Write out the records again, exactly, leaving none out.

═══ Records shown ═══

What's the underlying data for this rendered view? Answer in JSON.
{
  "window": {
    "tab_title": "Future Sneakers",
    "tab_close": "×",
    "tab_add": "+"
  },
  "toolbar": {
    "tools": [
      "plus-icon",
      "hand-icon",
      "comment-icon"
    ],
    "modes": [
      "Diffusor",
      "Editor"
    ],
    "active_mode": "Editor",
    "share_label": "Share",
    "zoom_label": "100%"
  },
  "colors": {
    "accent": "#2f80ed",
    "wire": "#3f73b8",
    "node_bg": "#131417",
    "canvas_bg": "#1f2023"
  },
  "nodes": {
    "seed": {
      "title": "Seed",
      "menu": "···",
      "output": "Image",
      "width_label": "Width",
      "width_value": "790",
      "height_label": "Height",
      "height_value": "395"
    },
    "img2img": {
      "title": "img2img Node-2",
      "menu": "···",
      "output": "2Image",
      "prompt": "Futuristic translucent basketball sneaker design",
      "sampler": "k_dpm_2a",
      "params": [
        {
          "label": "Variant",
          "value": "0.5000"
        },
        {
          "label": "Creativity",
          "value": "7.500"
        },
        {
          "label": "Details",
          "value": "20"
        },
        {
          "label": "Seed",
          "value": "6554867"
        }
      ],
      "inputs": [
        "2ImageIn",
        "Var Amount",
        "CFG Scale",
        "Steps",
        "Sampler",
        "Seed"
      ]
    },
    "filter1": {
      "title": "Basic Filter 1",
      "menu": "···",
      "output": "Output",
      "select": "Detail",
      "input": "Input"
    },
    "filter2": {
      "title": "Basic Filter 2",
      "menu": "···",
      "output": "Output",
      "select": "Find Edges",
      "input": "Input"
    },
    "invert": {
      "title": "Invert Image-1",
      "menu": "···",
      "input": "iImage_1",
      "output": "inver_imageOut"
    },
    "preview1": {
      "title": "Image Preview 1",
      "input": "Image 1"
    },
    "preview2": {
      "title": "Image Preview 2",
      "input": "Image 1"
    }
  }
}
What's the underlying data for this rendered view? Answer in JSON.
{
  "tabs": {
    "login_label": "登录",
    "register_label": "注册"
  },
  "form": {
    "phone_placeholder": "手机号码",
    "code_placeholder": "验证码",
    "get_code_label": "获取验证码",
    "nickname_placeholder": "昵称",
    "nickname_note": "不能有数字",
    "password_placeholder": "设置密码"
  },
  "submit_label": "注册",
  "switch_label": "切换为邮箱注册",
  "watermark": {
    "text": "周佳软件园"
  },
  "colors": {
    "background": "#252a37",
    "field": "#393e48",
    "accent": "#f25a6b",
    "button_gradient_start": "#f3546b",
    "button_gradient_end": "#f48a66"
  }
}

═══

## Response to this exercise
What's the underlying data for this rendered view? Answer in JSON.
{
  "window": {
    "tab_title": "Future Sneakers",
    "tab_close": "×",
    "tab_add": "+"
  },
  "toolbar": {
    "tools": [
      "plus-icon",
      "hand-icon",
      "comment-icon"
    ],
    "modes": [
      "Diffusor",
      "Editor"
    ],
    "active_mode": "Editor",
    "share_label": "Share",
    "zoom_label": "100%"
  },
  "colors": {
    "accent": "#2f80ed",
    "wire": "#3f73b8",
    "node_bg": "#131417",
    "canvas_bg": "#1f2023"
  },
  "nodes": {
    "seed": {
      "title": "Seed",
      "menu": "···",
      "output": "Image",
      "width_label": "Width",
      "width_value": "790",
      "height_label": "Height",
      "height_value": "395"
    },
    "img2img": {
      "title": "img2img Node-2",
      "menu": "···",
      "output": "2Image",
      "prompt": "Futuristic translucent basketball sneaker design",
      "sampler": "k_dpm_2a",
      "params": [
        {
          "label": "Variant",
          "value": "0.5000"
        },
        {
          "label": "Creativity",
          "value": "7.500"
        },
        {
          "label": "Details",
          "value": "20"
        },
        {
          "label": "Seed",
          "value": "6554867"
        }
      ],
      "inputs": [
        "2ImageIn",
        "Var Amount",
        "CFG Scale",
        "Steps",
        "Sampler",
        "Seed"
      ]
    },
    "filter1": {
      "title": "Basic Filter 1",
      "menu": "···",
      "output": "Output",
      "select": "Detail",
      "input": "Input"
    },
    "filter2": {
      "title": "Basic Filter 2",
      "menu": "···",
      "output": "Output",
      "select": "Find Edges",
      "input": "Input"
    },
    "invert": {
      "title": "Invert Image-1",
      "menu": "···",
      "input": "iImage_1",
      "output": "inver_imageOut"
    },
    "preview1": {
      "title": "Image Preview 1",
      "input": "Image 1"
    },
    "preview2": {
      "title": "Image Preview 2",
      "input": "Image 1"
    }
  }
}
What's the underlying data for this rendered view? Answer in JSON.
{
  "tabs": {
    "login_label": "登录",
    "register_label": "注册"
  },
  "form": {
    "phone_placeholder": "手机号码",
    "code_placeholder": "验证码",
    "get_code_label": "获取验证码",
    "nickname_placeholder": "昵称",
    "nickname_note": "不能有数字",
    "password_placeholder": "设置密码"
  },
  "submit_label": "注册",
  "switch_label": "切换为邮箱注册",
  "watermark": {
    "text": "周佳软件园"
  },
  "colors": {
    "background": "#252a37",
    "field": "#393e48",
    "accent": "#f25a6b",
    "button_gradient_start": "#f3546b",
    "button_gradient_end": "#f48a66"
  }
}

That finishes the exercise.